Records follow. Pull out every line that contains "принципов".
__________________________________________________
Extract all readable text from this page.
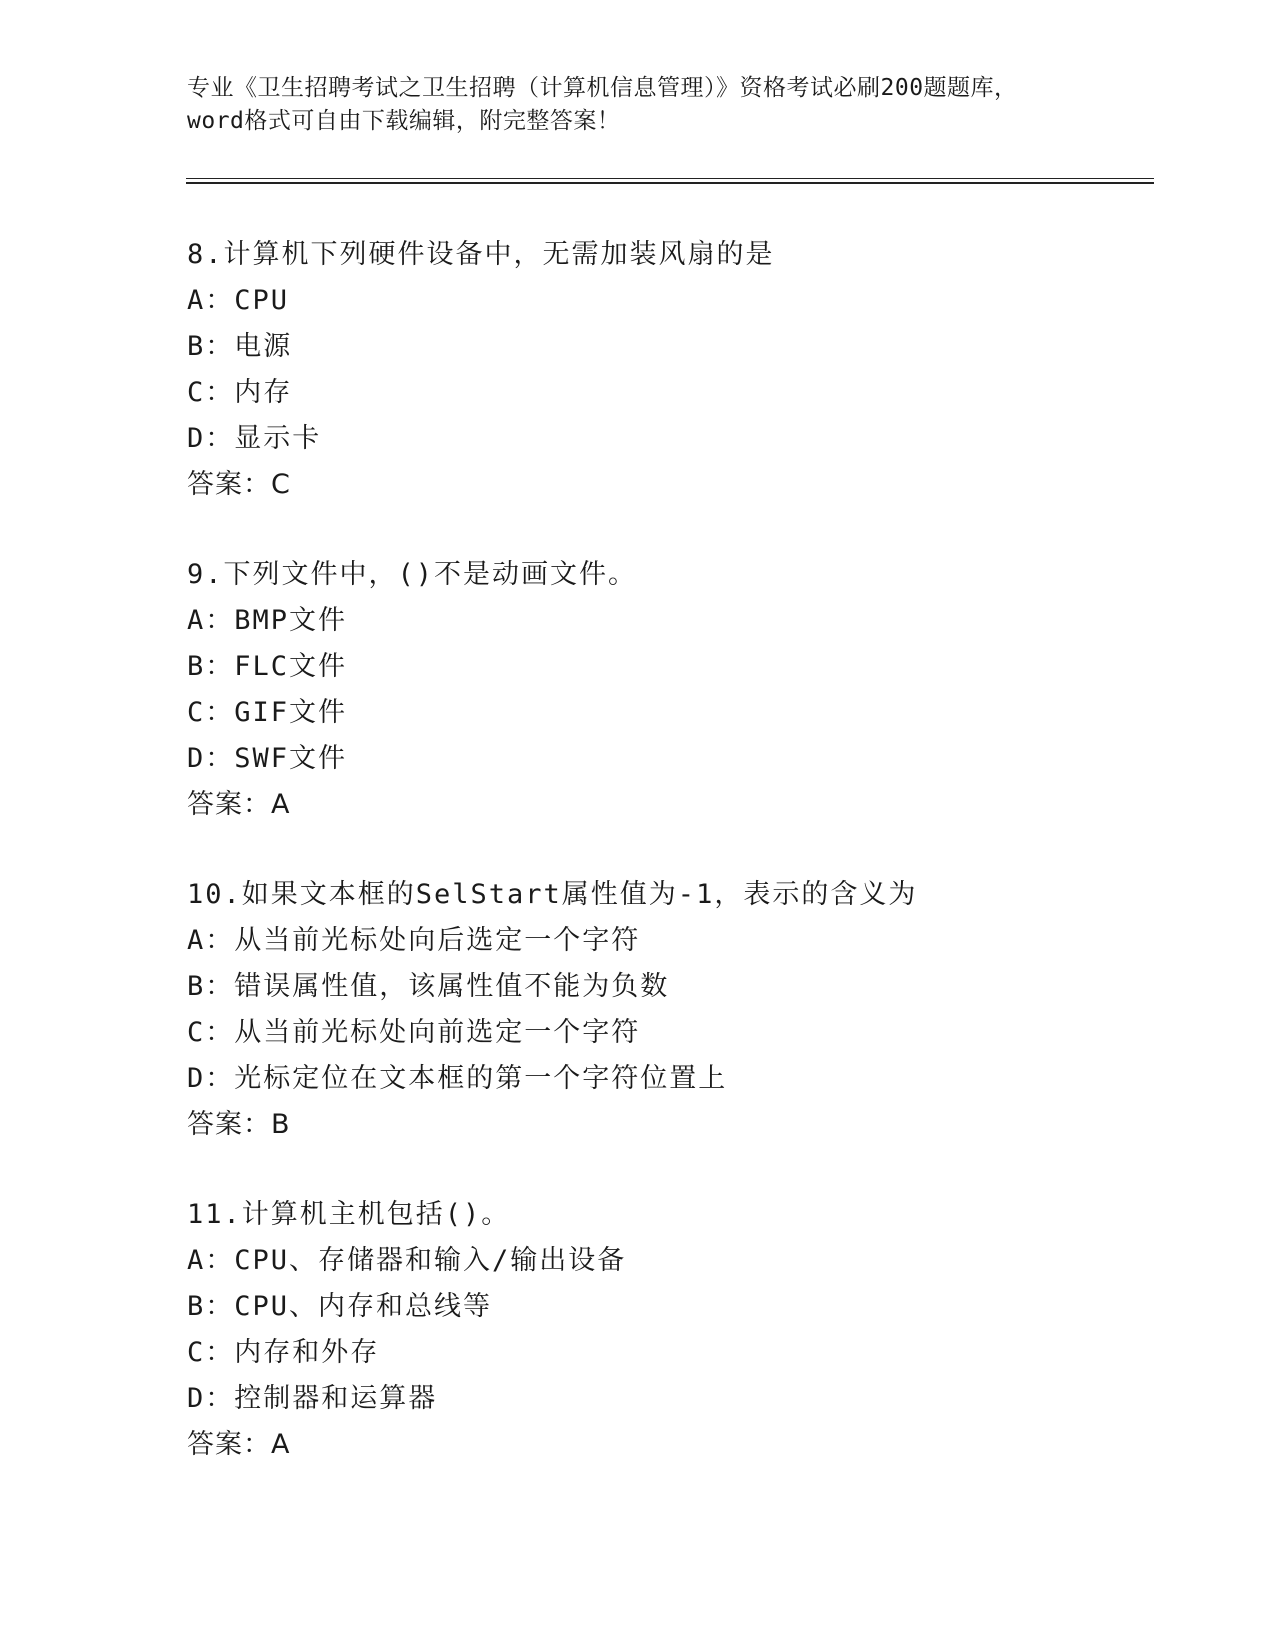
专业《卫生招聘考试之卫生招聘（计算机信息管理）》资格考试必刷200题题库，
word格式可自由下载编辑，附完整答案！
8.计算机下列硬件设备中，无需加装风扇的是
A：CPU
B：电源
C：内存
D：显示卡
答案：C
9.下列文件中，()不是动画文件。
A：BMP文件
B：FLC文件
C：GIF文件
D：SWF文件
答案：A
10.如果文本框的SelStart属性值为-1，表示的含义为
A：从当前光标处向后选定一个字符
B：错误属性值，该属性值不能为负数
C：从当前光标处向前选定一个字符
D：光标定位在文本框的第一个字符位置上
答案：B
11.计算机主机包括()。
A：CPU、存储器和输入/输出设备
B：CPU、内存和总线等
C：内存和外存
D：控制器和运算器
答案：A
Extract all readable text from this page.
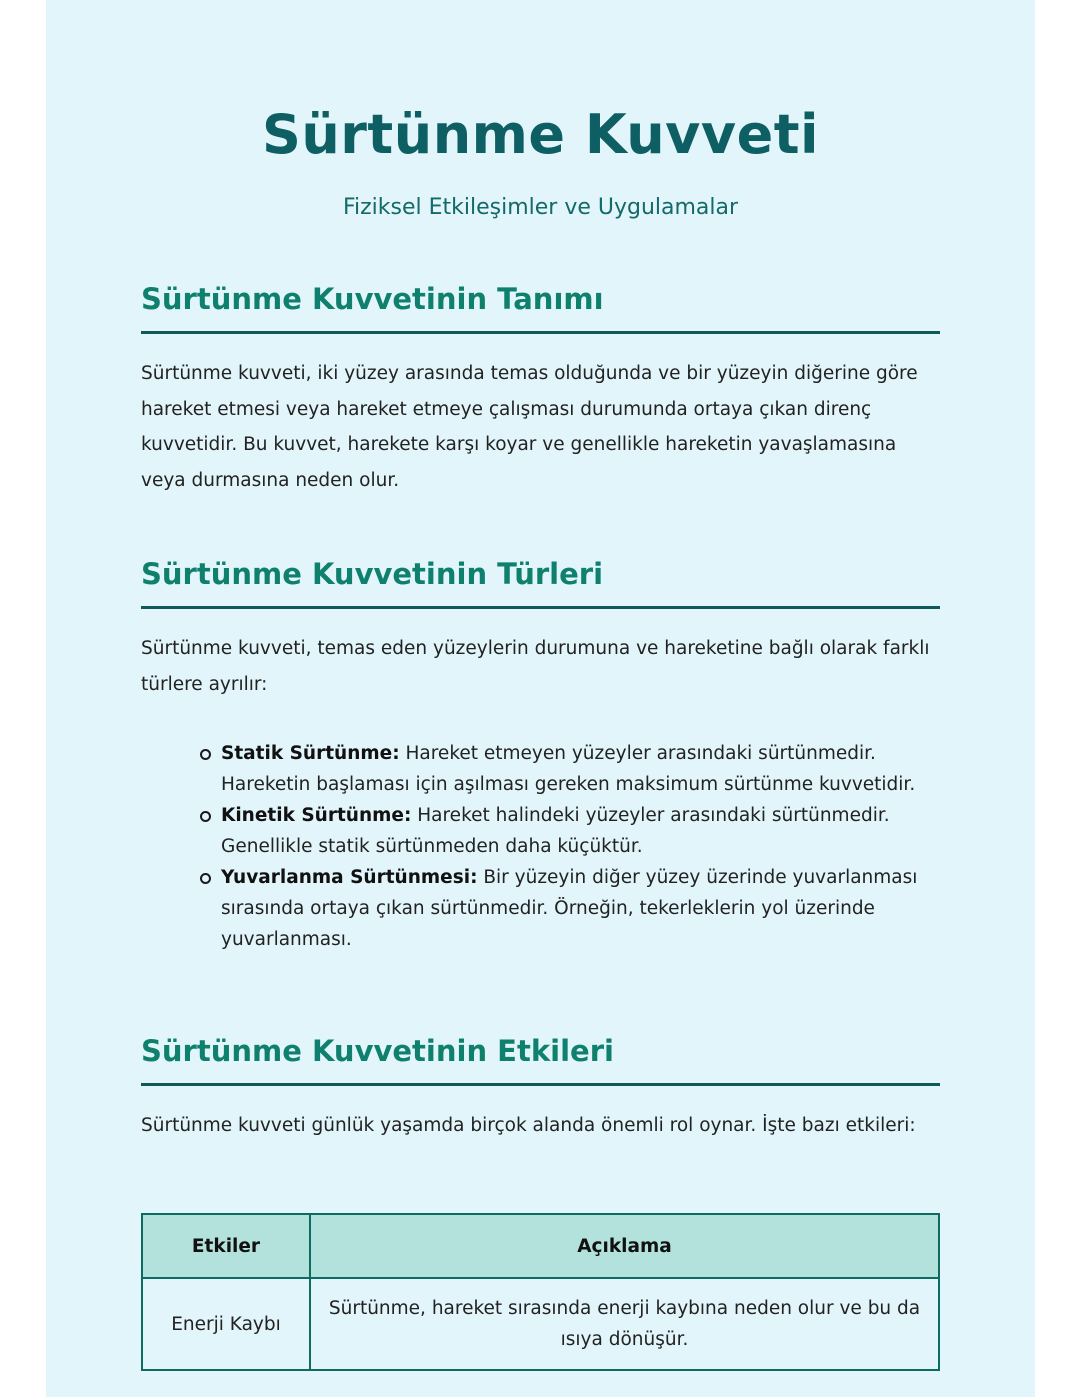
Sürtünme Kuvveti

Fiziksel Etkileşimler ve Uygulamalar

Sürtünme Kuvvetinin Tanımı

Sürtünme kuvveti, iki yüzey arasında temas olduğunda ve bir yüzeyin diğerine göre hareket etmesi veya hareket etmeye çalışması durumunda ortaya çıkan direnç kuvvetidir. Bu kuvvet, harekete karşı koyar ve genellikle hareketin yavaşlamasına veya durmasına neden olur.

Sürtünme Kuvvetinin Türleri

Sürtünme kuvveti, temas eden yüzeylerin durumuna ve hareketine bağlı olarak farklı türlere ayrılır:

Statik Sürtünme: Hareket etmeyen yüzeyler arasındaki sürtünmedir. Hareketin başlaması için aşılması gereken maksimum sürtünme kuvvetidir.
Kinetik Sürtünme: Hareket halindeki yüzeyler arasındaki sürtünmedir. Genellikle statik sürtünmeden daha küçüktür.
Yuvarlanma Sürtünmesi: Bir yüzeyin diğer yüzey üzerinde yuvarlanması sırasında ortaya çıkan sürtünmedir. Örneğin, tekerleklerin yol üzerinde yuvarlanması.
Sürtünme Kuvvetinin Etkileri

Sürtünme kuvveti günlük yaşamda birçok alanda önemli rol oynar. İşte bazı etkileri:

Etkiler	Açıklama
Enerji Kaybı	Sürtünme, hareket sırasında enerji kaybına neden olur ve bu da ısıya dönüşür.
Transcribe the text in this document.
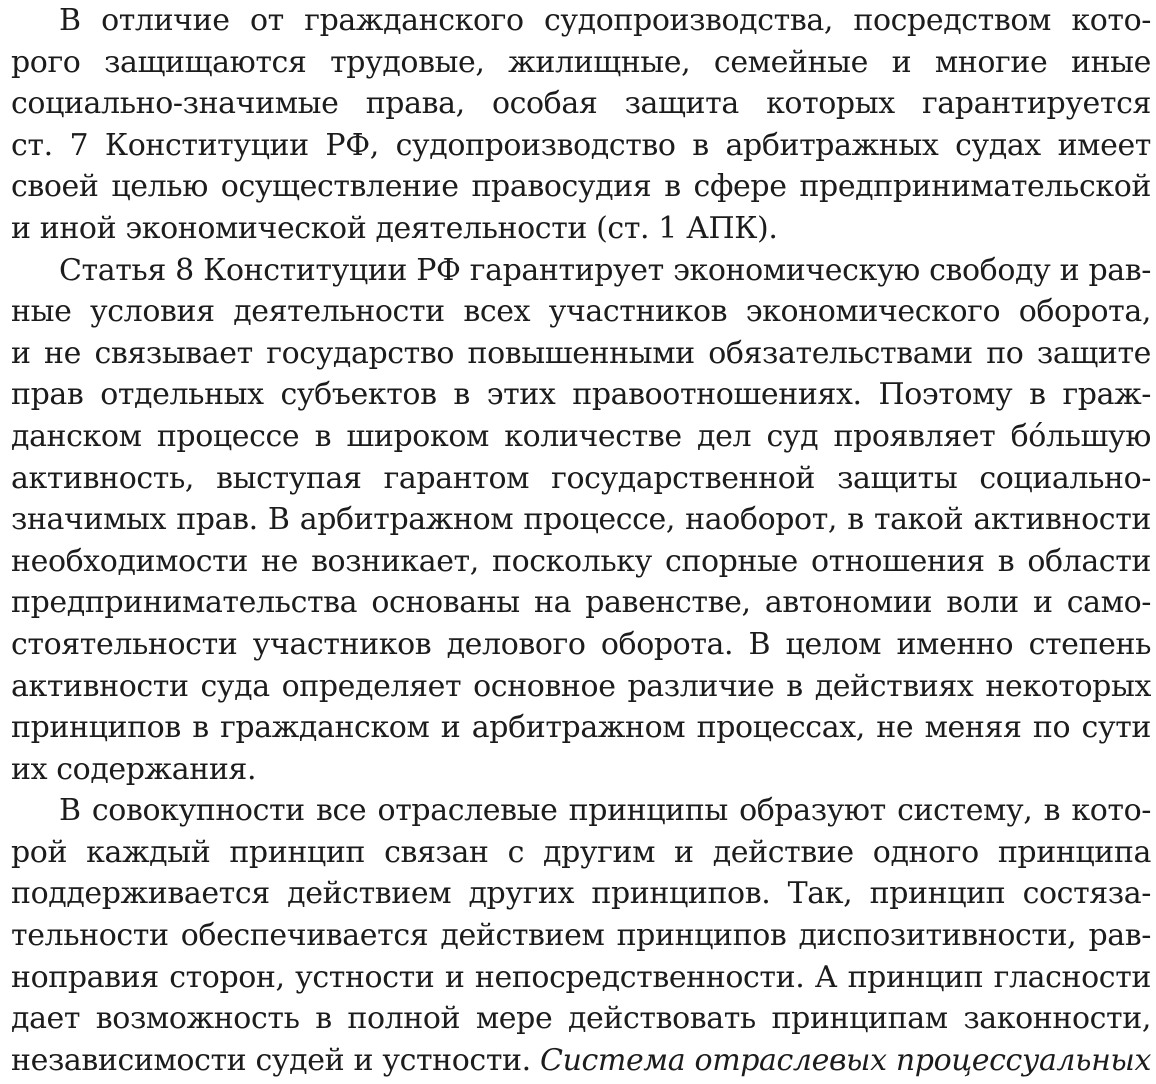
В отличие от гражданского судопроизводства, посредством кото-
рого защищаются трудовые, жилищные, семейные и многие иные
социально-значимые права, особая защита которых гарантируется
ст. 7 Конституции РФ, судопроизводство в арбитражных судах имеет
своей целью осуществление правосудия в сфере предпринимательской
и иной экономической деятельности (ст. 1 АПК).
Статья 8 Конституции РФ гарантирует экономическую свободу и рав-
ные условия деятельности всех участников экономического оборота,
и не связывает государство повышенными обязательствами по защите
прав отдельных субъектов в этих правоотношениях. Поэтому в граж-
данском процессе в широком количестве дел суд проявляет бóльшую
активность, выступая гарантом государственной защиты социально-
значимых прав. В арбитражном процессе, наоборот, в такой активности
необходимости не возникает, поскольку спорные отношения в области
предпринимательства основаны на равенстве, автономии воли и само-
стоятельности участников делового оборота. В целом именно степень
активности суда определяет основное различие в действиях некоторых
принципов в гражданском и арбитражном процессах, не меняя по сути
их содержания.
В совокупности все отраслевые принципы образуют систему, в кото-
рой каждый принцип связан с другим и действие одного принципа
поддерживается действием других принципов. Так, принцип состяза-
тельности обеспечивается действием принципов диспозитивности, рав-
ноправия сторон, устности и непосредственности. А принцип гласности
дает возможность в полной мере действовать принципам законности,
независимости судей и устности. Система отраслевых процессуальных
__________________________________________________
> Solution
принципов в гражданском и арбитражном процессах, не меняя по сути
поддерживается действием других принципов. Так, принцип состяза-
тельности обеспечивается действием принципов диспозитивности, рав-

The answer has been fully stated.